Records from a data collection:
-----

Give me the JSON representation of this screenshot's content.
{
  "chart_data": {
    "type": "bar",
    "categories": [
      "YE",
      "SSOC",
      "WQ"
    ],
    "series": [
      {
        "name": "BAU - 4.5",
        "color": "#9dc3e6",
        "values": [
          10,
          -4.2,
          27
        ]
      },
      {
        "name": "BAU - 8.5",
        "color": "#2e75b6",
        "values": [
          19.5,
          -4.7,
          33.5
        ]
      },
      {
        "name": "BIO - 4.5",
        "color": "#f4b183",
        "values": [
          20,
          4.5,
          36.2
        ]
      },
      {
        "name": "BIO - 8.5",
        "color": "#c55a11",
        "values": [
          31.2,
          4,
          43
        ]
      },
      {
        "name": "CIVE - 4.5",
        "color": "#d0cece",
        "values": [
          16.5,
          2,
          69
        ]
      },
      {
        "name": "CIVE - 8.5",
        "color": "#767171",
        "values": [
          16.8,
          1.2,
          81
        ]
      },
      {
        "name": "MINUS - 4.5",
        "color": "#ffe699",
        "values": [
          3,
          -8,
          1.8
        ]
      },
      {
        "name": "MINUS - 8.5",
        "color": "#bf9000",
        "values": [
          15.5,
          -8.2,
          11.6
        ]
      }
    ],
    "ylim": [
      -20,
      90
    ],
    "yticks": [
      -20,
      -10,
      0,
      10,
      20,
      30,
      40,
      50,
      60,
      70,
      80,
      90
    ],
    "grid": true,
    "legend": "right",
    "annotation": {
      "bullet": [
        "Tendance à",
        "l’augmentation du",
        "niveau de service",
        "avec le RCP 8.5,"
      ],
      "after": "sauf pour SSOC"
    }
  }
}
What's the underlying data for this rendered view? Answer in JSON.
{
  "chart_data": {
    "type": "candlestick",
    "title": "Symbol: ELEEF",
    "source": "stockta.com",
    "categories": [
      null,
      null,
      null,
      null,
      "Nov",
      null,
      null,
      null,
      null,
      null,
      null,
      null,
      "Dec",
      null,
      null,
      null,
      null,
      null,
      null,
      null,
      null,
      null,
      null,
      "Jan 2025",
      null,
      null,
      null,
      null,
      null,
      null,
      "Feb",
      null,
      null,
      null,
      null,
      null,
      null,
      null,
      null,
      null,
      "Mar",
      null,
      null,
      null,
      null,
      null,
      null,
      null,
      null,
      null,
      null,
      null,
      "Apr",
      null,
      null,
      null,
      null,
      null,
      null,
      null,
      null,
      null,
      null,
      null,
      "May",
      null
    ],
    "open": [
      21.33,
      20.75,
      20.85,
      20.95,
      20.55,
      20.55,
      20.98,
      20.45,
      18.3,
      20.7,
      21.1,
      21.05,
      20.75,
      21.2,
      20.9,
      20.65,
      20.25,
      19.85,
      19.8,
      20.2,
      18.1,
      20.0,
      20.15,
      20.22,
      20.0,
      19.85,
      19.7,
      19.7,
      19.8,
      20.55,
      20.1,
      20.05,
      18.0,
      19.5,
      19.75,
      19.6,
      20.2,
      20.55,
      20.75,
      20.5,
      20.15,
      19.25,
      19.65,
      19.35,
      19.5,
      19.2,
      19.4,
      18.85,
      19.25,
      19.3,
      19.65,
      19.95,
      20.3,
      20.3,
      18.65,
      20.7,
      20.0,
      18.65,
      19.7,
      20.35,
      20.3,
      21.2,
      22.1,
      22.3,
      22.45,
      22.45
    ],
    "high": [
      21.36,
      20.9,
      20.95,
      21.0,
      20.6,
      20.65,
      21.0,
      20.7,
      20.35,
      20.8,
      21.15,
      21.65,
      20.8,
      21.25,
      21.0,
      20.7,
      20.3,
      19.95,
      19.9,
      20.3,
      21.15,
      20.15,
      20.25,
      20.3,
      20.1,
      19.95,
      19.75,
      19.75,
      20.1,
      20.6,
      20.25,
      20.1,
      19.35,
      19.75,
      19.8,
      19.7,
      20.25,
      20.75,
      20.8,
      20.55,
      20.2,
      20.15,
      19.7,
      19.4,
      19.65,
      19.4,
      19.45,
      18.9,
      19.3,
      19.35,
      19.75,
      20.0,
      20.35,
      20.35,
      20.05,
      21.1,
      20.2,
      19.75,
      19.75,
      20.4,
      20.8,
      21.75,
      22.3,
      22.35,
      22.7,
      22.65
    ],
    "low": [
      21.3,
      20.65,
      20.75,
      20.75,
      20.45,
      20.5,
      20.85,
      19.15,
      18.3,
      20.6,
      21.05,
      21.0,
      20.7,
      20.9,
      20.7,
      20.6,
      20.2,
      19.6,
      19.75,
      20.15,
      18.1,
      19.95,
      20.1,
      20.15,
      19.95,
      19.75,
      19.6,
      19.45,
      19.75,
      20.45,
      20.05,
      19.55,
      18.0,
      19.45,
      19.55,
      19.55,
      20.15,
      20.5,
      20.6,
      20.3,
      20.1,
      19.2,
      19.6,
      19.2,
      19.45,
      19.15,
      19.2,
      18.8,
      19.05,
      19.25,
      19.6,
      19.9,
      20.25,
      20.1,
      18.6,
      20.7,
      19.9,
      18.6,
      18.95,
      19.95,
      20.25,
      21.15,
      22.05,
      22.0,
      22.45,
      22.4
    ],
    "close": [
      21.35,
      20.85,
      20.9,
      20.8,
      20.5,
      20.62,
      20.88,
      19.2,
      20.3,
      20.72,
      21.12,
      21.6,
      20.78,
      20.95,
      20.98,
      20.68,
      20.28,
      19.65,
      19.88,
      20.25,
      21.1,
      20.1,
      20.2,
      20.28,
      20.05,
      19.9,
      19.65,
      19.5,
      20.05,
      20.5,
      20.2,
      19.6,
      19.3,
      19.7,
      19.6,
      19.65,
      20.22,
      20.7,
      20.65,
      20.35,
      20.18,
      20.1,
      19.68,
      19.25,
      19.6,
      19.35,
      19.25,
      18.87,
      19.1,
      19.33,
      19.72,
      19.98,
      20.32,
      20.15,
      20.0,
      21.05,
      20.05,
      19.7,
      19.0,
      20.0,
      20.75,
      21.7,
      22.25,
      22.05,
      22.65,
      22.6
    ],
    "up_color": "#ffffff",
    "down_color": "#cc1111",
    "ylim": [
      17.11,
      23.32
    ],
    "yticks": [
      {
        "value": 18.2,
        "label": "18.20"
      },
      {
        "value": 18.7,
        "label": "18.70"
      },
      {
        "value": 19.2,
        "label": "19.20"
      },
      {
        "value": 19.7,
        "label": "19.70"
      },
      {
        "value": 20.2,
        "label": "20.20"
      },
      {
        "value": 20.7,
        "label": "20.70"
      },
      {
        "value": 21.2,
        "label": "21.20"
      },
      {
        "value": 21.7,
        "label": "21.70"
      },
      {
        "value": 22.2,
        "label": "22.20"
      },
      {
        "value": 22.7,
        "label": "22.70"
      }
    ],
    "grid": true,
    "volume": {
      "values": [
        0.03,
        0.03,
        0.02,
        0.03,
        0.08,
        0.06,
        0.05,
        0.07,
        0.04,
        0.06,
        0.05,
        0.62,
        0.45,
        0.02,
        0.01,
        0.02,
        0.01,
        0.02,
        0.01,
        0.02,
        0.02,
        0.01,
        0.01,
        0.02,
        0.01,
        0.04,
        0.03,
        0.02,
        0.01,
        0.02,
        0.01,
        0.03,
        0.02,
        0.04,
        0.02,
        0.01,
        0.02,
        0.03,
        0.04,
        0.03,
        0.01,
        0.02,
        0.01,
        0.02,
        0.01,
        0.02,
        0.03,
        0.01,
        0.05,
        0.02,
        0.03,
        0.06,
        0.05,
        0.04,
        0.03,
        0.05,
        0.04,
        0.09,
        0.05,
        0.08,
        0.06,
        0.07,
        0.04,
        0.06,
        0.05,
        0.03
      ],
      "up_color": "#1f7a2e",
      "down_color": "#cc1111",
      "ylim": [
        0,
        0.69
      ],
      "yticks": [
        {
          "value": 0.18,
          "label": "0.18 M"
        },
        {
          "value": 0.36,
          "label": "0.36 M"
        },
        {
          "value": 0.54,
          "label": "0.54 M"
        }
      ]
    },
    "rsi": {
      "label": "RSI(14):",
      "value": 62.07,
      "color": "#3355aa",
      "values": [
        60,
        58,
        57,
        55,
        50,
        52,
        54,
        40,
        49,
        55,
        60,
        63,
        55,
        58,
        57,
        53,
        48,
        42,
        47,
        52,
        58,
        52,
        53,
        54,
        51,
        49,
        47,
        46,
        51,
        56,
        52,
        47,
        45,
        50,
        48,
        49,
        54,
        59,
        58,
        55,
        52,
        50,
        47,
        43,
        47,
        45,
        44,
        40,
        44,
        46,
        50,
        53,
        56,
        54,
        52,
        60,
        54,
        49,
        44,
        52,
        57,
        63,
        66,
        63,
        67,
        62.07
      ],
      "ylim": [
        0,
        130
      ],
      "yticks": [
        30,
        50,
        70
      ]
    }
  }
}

-----

* **YOUR TASK**: Identify and copy lines that hold the string "this".

* **EXPECTED ANSWER**:
Give me the JSON representation of this screenshot's content.
What's the underlying data for this rendered view? Answer in JSON.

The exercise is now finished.